Extracted records:

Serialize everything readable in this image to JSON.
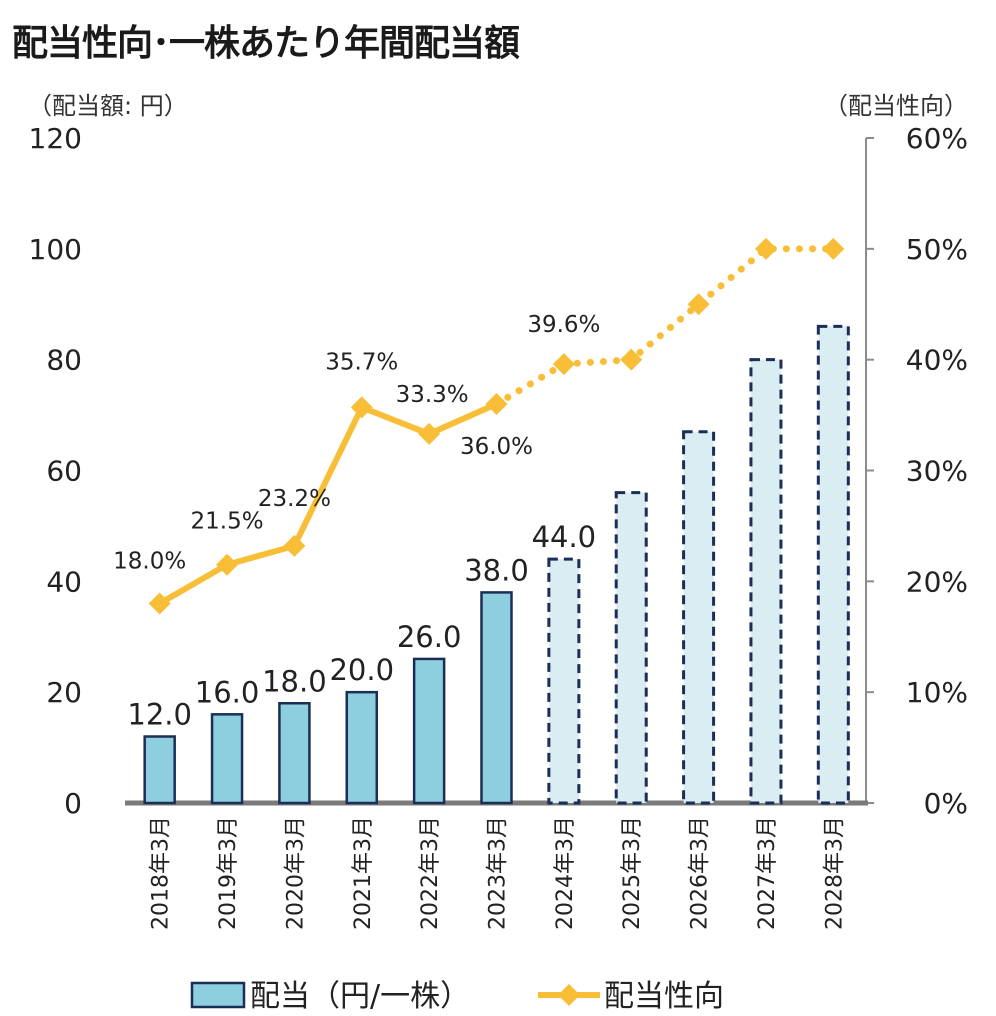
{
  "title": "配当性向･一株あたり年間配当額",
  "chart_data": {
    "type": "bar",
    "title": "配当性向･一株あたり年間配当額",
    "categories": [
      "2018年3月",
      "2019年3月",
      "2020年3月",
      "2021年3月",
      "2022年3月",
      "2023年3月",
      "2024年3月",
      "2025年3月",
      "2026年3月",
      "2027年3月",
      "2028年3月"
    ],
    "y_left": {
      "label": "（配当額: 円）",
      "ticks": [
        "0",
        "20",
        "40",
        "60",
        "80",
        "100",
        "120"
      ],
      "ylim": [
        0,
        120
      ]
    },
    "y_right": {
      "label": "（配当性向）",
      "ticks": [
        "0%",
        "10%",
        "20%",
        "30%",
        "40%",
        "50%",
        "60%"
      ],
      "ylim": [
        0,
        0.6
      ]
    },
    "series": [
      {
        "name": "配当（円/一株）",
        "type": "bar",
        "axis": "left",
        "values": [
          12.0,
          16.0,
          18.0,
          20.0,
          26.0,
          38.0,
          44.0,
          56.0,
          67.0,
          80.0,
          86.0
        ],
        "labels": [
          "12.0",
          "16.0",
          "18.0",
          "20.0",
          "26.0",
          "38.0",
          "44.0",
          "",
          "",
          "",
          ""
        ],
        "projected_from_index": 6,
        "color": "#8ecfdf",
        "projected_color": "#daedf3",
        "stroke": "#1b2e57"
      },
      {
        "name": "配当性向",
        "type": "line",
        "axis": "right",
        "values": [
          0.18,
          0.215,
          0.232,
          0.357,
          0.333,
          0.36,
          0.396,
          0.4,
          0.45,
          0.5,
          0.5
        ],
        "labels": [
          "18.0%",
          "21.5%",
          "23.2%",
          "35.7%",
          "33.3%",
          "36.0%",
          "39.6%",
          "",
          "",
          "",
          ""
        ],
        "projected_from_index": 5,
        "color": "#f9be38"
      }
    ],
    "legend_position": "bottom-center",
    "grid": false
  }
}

● **STATED PROBLEM**
Leave the pictures out, and print every line of the listing exactly as written.

● **TASK OUTPUT**
Serialize everything readable in this image to JSON.
{
  "title": "配当性向･一株あたり年間配当額",
  "chart_data": {
    "type": "bar",
    "title": "配当性向･一株あたり年間配当額",
    "categories": [
      "2018年3月",
      "2019年3月",
      "2020年3月",
      "2021年3月",
      "2022年3月",
      "2023年3月",
      "2024年3月",
      "2025年3月",
      "2026年3月",
      "2027年3月",
      "2028年3月"
    ],
    "y_left": {
      "label": "（配当額: 円）",
      "ticks": [
        "0",
        "20",
        "40",
        "60",
        "80",
        "100",
        "120"
      ],
      "ylim": [
        0,
        120
      ]
    },
    "y_right": {
      "label": "（配当性向）",
      "ticks": [
        "0%",
        "10%",
        "20%",
        "30%",
        "40%",
        "50%",
        "60%"
      ],
      "ylim": [
        0,
        0.6
      ]
    },
    "series": [
      {
        "name": "配当（円/一株）",
        "type": "bar",
        "axis": "left",
        "values": [
          12.0,
          16.0,
          18.0,
          20.0,
          26.0,
          38.0,
          44.0,
          56.0,
          67.0,
          80.0,
          86.0
        ],
        "labels": [
          "12.0",
          "16.0",
          "18.0",
          "20.0",
          "26.0",
          "38.0",
          "44.0",
          "",
          "",
          "",
          ""
        ],
        "projected_from_index": 6,
        "color": "#8ecfdf",
        "projected_color": "#daedf3",
        "stroke": "#1b2e57"
      },
      {
        "name": "配当性向",
        "type": "line",
        "axis": "right",
        "values": [
          0.18,
          0.215,
          0.232,
          0.357,
          0.333,
          0.36,
          0.396,
          0.4,
          0.45,
          0.5,
          0.5
        ],
        "labels": [
          "18.0%",
          "21.5%",
          "23.2%",
          "35.7%",
          "33.3%",
          "36.0%",
          "39.6%",
          "",
          "",
          "",
          ""
        ],
        "projected_from_index": 5,
        "color": "#f9be38"
      }
    ],
    "legend_position": "bottom-center",
    "grid": false
  }
}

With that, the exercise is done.